Start DATA LINES

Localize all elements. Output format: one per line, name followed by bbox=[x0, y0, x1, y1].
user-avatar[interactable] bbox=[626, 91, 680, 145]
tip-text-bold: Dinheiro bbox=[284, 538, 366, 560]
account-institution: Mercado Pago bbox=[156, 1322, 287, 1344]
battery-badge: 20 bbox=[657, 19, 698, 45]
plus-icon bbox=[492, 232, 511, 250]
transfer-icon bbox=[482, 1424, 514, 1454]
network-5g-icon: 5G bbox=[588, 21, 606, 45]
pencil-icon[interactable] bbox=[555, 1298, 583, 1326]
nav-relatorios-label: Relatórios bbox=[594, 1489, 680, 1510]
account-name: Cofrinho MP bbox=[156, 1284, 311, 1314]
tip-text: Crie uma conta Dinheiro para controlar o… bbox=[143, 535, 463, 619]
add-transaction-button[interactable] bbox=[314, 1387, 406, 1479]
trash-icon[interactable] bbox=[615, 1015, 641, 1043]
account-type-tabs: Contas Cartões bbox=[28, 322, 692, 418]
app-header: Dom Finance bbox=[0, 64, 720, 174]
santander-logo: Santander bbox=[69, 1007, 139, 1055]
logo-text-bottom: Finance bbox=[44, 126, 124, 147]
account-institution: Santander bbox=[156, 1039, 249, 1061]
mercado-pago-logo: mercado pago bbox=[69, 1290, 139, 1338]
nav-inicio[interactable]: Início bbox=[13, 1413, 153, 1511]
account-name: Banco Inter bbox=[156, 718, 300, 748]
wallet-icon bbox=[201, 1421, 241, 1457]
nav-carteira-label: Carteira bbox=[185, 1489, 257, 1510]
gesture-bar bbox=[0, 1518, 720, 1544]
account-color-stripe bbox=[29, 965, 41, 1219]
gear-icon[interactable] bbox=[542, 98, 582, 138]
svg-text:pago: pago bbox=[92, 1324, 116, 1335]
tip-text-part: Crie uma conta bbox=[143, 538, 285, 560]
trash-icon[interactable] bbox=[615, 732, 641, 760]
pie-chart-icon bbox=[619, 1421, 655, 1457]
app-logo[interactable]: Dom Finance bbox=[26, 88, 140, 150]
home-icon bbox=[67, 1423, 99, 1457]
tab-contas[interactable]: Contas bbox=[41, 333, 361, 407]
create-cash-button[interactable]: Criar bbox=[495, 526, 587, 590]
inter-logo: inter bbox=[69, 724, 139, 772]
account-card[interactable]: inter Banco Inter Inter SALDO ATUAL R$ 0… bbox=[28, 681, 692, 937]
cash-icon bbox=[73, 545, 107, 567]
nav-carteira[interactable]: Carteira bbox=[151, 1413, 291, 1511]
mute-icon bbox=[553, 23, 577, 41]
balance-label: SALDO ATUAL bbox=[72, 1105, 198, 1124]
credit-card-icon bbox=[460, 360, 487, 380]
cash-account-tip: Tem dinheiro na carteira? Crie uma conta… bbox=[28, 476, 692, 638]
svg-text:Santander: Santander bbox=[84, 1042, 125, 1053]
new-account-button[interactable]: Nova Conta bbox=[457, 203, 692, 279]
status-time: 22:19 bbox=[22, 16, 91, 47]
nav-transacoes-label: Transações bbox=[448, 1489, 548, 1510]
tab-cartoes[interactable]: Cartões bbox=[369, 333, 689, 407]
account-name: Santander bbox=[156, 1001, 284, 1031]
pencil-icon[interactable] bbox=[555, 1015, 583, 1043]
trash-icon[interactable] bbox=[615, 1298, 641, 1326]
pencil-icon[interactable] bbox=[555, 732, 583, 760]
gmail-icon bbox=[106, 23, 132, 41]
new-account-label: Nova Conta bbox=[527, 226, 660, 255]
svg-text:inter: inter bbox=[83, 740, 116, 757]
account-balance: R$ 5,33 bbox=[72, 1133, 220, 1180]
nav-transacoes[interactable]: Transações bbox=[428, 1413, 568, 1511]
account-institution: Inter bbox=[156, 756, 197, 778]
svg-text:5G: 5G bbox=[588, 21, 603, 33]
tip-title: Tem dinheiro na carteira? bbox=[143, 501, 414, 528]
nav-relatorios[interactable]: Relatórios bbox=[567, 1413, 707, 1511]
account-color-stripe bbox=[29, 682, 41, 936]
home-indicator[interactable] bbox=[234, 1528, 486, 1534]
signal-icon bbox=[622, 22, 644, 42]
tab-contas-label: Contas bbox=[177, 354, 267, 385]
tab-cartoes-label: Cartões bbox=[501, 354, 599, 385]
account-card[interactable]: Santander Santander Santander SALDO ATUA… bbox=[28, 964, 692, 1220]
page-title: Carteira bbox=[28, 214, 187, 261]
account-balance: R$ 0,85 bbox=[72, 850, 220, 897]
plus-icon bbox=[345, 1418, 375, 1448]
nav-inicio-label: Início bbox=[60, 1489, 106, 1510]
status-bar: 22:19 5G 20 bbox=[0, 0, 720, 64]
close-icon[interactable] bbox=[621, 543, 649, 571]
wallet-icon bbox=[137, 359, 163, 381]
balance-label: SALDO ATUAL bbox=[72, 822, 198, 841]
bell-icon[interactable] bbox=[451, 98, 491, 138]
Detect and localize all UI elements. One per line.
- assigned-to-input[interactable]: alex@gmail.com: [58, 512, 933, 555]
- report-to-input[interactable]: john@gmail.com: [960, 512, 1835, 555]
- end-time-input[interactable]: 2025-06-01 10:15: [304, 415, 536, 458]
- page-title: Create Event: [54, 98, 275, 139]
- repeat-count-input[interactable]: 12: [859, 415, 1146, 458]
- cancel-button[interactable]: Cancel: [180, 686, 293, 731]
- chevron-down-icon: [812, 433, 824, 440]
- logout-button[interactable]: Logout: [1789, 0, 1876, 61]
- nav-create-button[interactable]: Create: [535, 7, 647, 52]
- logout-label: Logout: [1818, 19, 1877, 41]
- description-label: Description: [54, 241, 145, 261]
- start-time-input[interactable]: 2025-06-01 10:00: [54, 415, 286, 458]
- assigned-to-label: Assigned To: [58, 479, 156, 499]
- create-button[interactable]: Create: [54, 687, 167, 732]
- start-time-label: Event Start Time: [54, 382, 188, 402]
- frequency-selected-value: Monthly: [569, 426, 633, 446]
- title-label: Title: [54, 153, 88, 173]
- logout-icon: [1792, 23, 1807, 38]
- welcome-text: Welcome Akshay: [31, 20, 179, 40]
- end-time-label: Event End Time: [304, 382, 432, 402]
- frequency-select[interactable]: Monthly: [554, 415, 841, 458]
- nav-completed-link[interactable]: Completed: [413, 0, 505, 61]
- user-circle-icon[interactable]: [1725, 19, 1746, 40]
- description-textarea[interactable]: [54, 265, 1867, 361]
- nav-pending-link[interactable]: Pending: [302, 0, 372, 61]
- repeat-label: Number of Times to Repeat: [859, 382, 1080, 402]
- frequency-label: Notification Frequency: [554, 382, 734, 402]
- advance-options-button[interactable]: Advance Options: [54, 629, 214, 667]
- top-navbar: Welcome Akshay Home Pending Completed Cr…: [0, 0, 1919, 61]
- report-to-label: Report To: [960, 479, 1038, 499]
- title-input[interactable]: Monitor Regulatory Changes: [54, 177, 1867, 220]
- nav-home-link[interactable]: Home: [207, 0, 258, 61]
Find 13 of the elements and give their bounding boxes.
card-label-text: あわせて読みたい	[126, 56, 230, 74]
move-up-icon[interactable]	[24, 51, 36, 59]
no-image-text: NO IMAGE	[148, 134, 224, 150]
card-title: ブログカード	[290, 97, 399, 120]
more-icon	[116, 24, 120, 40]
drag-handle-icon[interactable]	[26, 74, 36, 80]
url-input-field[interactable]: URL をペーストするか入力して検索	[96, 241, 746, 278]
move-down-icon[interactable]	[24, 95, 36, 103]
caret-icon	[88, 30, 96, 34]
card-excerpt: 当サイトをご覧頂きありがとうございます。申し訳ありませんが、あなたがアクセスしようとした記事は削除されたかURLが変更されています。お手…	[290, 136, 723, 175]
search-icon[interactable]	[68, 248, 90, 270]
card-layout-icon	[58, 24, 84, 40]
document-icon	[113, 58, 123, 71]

End DATA LINES

Can you reproduce the material word for word, from its very first line up to and including the line with "app-header: Dom Finance"?

Localize all elements. Output format: one per line, name followed by bbox=[x0, y0, x1, y1].
user-avatar[interactable] bbox=[626, 91, 680, 145]
tip-text-bold: Dinheiro bbox=[284, 538, 366, 560]
account-institution: Mercado Pago bbox=[156, 1322, 287, 1344]
battery-badge: 20 bbox=[657, 19, 698, 45]
plus-icon bbox=[492, 232, 511, 250]
transfer-icon bbox=[482, 1424, 514, 1454]
network-5g-icon: 5G bbox=[588, 21, 606, 45]
pencil-icon[interactable] bbox=[555, 1298, 583, 1326]
nav-relatorios-label: Relatórios bbox=[594, 1489, 680, 1510]
account-name: Cofrinho MP bbox=[156, 1284, 311, 1314]
tip-text: Crie uma conta Dinheiro para controlar o… bbox=[143, 535, 463, 619]
add-transaction-button[interactable] bbox=[314, 1387, 406, 1479]
trash-icon[interactable] bbox=[615, 1015, 641, 1043]
account-type-tabs: Contas Cartões bbox=[28, 322, 692, 418]
app-header: Dom Finance bbox=[0, 64, 720, 174]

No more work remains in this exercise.